Exercise details -> Among the lines below, how many have the string "from" in them? Only the number is wanted.

Supplied data ->
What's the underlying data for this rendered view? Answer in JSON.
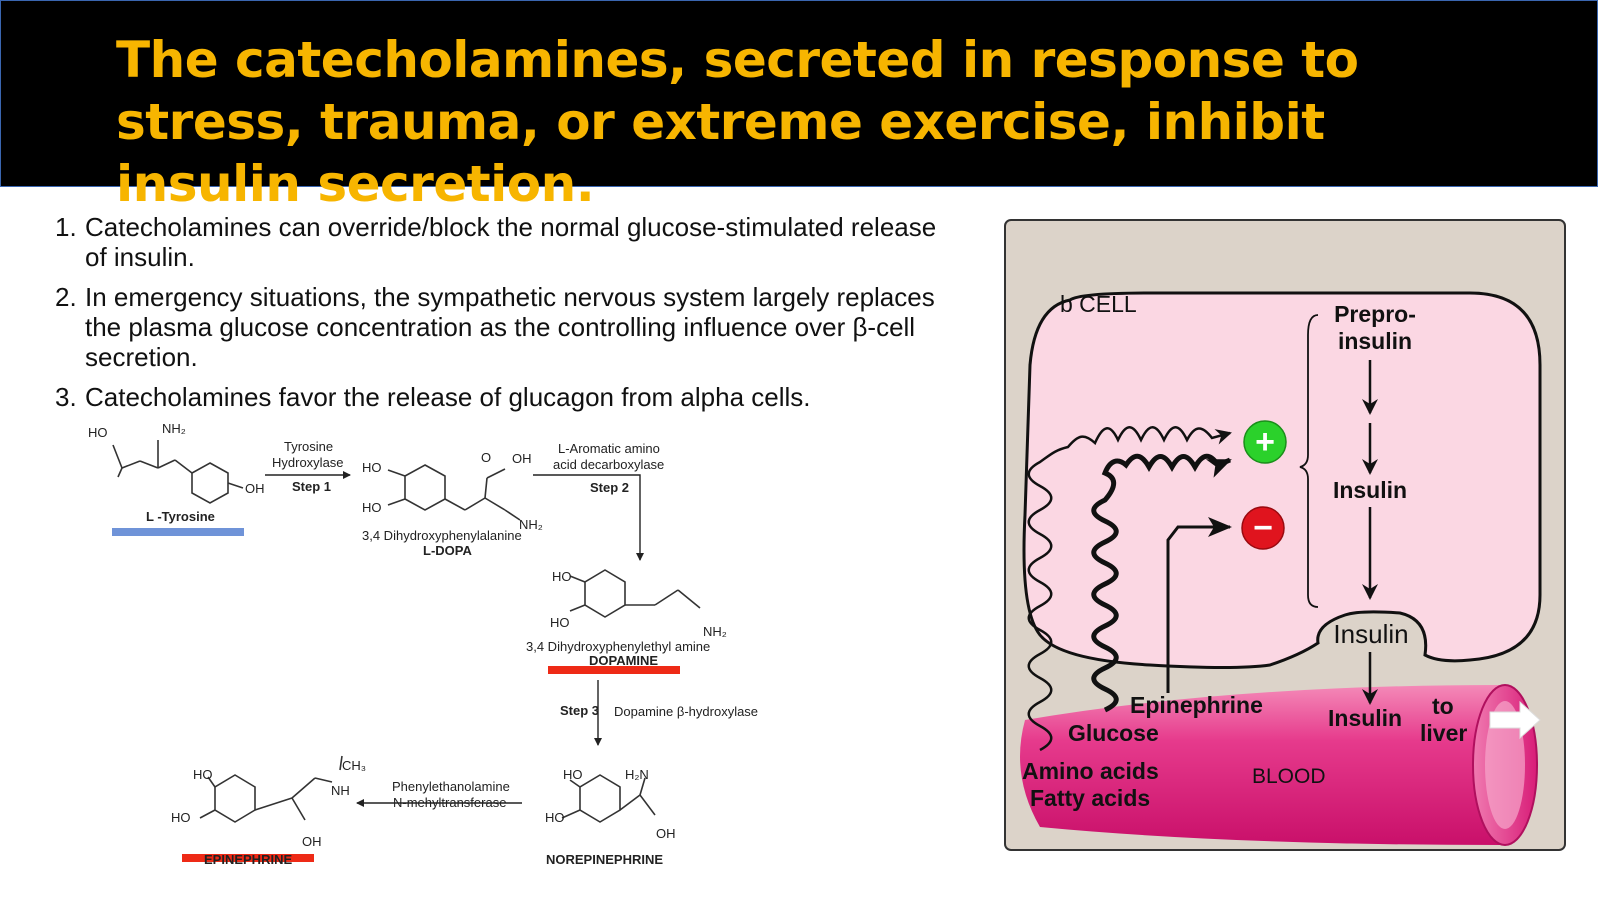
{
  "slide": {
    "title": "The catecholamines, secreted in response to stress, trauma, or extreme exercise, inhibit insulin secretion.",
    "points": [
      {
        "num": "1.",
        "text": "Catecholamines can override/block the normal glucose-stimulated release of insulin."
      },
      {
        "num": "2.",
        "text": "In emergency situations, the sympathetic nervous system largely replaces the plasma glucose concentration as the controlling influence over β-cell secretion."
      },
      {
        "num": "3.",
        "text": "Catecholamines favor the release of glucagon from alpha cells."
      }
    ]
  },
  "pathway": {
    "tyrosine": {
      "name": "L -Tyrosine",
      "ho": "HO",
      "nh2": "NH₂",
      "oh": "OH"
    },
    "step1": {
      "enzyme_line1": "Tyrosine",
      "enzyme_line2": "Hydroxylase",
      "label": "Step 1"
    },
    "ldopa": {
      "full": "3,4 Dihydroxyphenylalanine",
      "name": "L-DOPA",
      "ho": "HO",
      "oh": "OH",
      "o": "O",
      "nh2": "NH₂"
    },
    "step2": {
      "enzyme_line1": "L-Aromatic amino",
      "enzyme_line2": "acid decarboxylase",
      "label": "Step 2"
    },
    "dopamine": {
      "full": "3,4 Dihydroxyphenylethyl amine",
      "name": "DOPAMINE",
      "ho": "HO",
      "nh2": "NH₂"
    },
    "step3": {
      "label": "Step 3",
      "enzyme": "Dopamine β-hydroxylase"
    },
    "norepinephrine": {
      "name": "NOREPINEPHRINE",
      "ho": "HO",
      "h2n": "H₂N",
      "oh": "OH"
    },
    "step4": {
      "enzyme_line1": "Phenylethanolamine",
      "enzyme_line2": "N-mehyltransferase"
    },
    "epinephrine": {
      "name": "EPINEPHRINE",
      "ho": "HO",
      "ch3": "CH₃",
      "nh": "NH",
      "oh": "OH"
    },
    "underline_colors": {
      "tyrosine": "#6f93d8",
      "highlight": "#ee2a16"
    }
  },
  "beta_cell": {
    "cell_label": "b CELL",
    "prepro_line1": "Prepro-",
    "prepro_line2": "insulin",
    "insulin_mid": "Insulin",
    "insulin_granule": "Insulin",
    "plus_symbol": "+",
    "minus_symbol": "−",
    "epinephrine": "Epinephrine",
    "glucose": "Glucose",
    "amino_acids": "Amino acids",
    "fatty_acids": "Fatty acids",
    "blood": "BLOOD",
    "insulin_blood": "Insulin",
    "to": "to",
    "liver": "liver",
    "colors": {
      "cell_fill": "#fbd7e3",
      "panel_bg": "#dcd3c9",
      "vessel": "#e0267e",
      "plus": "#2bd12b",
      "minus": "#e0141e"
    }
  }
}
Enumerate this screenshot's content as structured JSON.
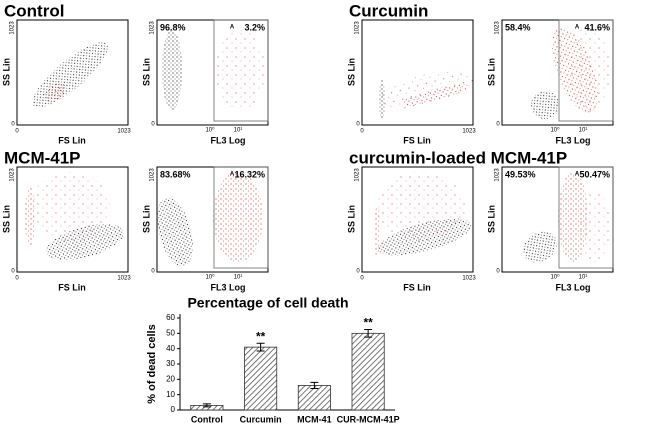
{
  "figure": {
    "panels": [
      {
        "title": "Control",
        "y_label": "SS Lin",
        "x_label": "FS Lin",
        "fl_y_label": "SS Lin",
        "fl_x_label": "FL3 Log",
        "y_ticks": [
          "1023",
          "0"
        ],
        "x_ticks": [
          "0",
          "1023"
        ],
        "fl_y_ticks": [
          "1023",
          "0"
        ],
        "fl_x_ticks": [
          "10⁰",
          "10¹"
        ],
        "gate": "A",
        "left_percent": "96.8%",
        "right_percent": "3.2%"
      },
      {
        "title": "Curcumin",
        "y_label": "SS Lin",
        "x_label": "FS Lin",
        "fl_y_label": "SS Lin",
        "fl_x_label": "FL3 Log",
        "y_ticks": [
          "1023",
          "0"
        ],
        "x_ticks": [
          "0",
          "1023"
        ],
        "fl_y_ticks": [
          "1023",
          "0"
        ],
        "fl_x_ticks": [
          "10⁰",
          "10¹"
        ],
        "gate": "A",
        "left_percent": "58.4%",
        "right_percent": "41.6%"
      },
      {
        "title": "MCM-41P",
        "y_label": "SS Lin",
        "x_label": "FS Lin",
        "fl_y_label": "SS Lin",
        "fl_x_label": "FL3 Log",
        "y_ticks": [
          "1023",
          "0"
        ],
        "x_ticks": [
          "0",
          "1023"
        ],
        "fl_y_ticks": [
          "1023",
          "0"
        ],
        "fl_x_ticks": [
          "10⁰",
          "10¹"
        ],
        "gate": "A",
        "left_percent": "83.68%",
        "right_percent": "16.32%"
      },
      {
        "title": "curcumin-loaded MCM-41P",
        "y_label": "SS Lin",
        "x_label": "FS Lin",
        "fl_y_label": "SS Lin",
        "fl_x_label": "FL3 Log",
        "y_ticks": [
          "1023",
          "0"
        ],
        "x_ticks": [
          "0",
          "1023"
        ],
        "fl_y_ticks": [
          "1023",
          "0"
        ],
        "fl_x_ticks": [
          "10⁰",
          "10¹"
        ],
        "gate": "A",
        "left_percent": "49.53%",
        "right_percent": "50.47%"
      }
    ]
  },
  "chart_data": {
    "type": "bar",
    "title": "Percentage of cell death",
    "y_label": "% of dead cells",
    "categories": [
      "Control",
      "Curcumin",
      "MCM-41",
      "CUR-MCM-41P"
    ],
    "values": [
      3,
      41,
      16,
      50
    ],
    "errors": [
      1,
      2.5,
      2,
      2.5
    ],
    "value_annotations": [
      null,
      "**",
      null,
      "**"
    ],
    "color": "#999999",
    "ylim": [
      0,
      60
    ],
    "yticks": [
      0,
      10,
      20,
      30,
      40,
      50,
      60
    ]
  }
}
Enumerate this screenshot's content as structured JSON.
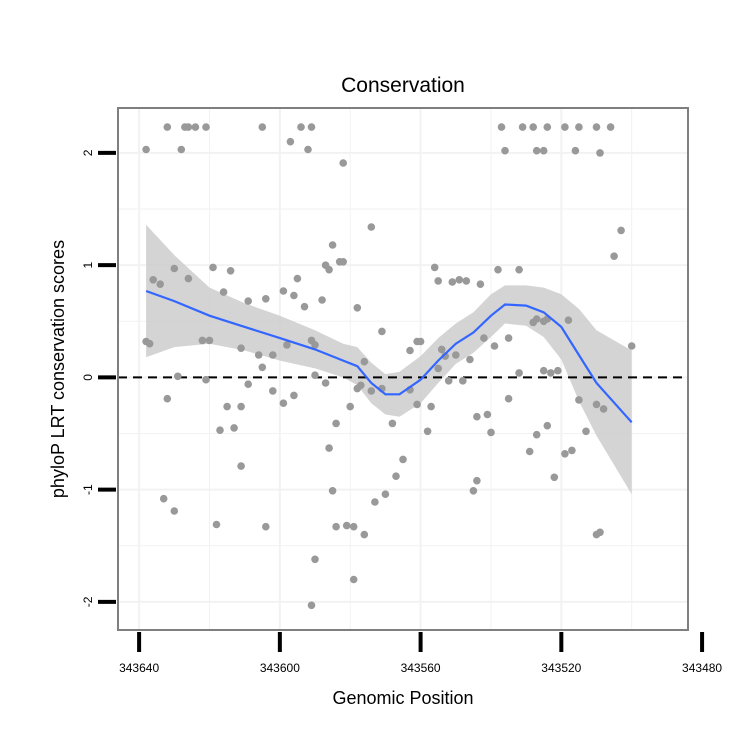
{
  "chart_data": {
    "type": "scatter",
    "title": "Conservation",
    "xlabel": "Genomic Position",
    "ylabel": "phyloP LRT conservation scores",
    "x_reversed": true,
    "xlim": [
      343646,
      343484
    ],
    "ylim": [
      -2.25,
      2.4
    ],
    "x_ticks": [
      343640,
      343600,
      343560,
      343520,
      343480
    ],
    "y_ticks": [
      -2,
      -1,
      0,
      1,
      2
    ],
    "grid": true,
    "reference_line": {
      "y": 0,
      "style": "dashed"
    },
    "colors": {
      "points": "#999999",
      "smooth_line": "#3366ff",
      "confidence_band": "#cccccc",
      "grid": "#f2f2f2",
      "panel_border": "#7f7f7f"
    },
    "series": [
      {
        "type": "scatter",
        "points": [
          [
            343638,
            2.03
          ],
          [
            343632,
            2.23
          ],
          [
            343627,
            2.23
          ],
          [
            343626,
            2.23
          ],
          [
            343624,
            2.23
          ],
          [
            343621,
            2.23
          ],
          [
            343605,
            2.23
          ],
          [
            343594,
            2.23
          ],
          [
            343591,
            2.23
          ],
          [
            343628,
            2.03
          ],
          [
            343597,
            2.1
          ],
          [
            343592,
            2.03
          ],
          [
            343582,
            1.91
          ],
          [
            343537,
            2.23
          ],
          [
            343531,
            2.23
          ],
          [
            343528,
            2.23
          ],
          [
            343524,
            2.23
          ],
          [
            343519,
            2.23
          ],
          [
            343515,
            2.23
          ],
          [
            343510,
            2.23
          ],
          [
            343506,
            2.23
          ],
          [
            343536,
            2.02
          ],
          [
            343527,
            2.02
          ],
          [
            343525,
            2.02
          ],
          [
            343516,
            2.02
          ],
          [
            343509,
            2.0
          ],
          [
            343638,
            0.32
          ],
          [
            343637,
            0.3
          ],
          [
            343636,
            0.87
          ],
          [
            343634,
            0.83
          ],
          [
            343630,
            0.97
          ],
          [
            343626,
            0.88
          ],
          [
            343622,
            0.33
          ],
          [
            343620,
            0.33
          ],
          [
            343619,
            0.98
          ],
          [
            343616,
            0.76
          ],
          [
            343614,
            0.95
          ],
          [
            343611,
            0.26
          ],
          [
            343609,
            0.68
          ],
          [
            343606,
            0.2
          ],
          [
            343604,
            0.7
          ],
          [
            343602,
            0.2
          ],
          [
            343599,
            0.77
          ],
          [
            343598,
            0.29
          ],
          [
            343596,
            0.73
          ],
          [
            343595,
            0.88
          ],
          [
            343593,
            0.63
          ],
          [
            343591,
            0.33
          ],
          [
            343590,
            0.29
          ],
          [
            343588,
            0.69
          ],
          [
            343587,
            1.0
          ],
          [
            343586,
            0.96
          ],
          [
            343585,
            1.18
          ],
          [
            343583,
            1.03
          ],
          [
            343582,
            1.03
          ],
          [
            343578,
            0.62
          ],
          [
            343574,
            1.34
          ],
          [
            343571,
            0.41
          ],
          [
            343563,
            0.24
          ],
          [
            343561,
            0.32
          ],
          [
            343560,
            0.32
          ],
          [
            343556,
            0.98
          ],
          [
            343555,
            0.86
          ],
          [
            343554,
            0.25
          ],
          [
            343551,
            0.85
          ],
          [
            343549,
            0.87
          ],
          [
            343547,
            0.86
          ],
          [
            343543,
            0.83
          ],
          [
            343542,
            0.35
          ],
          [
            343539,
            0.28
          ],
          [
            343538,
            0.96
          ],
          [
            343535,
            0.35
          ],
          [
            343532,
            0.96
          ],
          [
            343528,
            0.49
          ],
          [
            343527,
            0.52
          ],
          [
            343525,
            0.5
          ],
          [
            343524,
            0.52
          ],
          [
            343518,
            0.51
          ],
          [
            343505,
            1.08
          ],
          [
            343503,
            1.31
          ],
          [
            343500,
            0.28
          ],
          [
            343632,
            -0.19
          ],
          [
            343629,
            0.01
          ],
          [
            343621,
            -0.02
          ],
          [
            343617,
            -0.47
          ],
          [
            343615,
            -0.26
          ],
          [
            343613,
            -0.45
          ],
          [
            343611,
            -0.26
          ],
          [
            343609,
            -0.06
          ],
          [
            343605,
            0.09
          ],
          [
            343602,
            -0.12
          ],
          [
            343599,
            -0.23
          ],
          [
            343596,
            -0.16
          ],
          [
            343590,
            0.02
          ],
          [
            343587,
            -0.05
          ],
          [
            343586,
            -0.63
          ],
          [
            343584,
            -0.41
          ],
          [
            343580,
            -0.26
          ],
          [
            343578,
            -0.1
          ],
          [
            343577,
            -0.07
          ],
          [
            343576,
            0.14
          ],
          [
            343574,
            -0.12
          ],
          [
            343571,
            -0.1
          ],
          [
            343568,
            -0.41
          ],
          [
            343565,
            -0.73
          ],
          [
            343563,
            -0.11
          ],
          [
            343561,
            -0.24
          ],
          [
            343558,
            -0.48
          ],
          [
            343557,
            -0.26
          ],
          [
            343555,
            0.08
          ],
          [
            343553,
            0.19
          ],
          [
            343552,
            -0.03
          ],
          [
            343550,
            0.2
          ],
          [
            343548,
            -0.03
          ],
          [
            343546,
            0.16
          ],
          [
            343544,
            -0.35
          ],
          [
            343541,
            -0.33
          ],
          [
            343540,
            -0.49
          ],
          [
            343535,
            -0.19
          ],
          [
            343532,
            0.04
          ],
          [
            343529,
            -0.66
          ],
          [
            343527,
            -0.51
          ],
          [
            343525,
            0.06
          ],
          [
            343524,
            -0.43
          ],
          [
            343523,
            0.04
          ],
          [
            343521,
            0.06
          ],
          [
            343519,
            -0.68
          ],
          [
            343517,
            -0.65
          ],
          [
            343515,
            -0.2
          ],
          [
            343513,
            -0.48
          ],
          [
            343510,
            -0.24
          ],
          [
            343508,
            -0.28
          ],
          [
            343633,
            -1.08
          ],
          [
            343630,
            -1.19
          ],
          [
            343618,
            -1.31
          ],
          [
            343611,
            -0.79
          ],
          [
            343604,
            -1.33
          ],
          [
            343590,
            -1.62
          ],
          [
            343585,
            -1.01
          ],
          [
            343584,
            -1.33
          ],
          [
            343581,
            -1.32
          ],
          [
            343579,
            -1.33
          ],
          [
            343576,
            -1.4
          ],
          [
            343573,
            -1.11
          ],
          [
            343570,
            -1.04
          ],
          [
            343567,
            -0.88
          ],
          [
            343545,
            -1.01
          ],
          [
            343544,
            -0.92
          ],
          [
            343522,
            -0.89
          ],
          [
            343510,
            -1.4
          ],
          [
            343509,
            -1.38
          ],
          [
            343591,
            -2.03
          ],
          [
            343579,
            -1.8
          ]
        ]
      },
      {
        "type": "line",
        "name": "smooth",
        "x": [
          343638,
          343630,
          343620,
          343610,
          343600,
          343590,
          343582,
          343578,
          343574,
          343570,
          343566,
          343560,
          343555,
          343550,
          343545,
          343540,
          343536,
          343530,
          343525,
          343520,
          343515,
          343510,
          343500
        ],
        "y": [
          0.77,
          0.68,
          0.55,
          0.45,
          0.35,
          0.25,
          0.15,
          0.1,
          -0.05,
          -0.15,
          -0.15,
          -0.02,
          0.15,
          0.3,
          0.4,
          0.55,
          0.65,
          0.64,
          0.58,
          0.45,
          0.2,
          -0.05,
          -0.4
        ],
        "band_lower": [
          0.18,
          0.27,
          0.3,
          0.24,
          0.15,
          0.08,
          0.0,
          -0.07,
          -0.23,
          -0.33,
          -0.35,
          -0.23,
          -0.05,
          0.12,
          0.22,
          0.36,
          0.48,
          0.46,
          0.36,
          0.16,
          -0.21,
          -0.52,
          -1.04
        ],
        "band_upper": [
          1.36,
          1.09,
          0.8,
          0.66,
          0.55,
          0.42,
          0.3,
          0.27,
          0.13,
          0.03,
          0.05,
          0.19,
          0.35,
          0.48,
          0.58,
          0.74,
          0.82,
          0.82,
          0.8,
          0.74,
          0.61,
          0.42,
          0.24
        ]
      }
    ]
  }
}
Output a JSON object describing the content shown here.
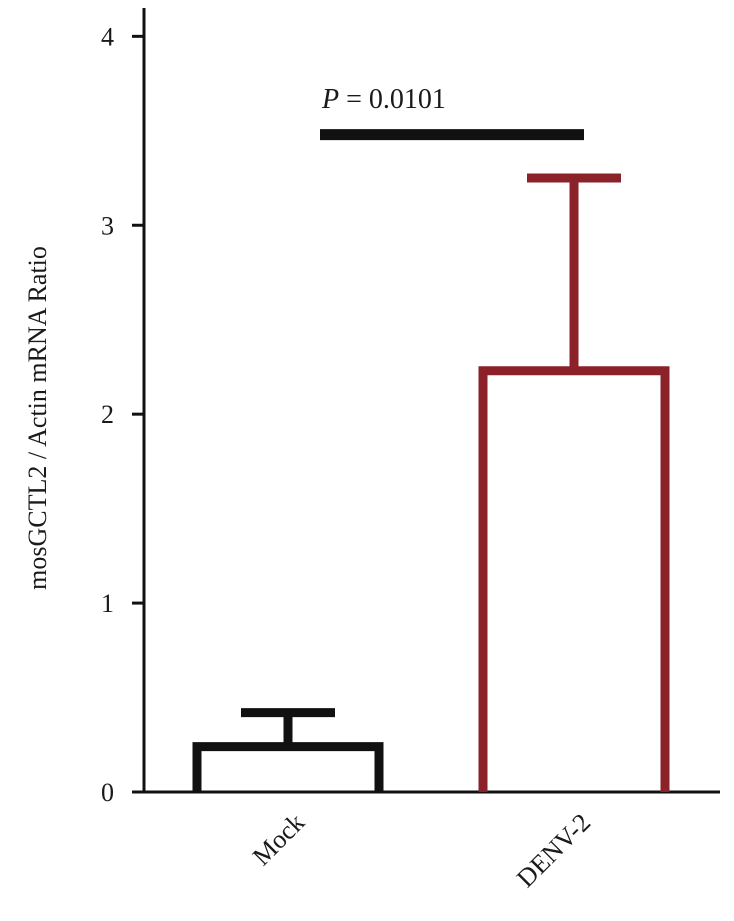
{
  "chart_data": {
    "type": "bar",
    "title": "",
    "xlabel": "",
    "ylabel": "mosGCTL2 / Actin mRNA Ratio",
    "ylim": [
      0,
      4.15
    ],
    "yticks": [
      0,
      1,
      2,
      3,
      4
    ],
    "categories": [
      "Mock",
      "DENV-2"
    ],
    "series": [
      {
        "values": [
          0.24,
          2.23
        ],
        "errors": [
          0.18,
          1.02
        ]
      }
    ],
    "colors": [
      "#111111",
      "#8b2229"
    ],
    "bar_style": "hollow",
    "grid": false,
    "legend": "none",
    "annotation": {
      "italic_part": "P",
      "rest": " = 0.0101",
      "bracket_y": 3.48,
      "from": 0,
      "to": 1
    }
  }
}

Answer below -> 2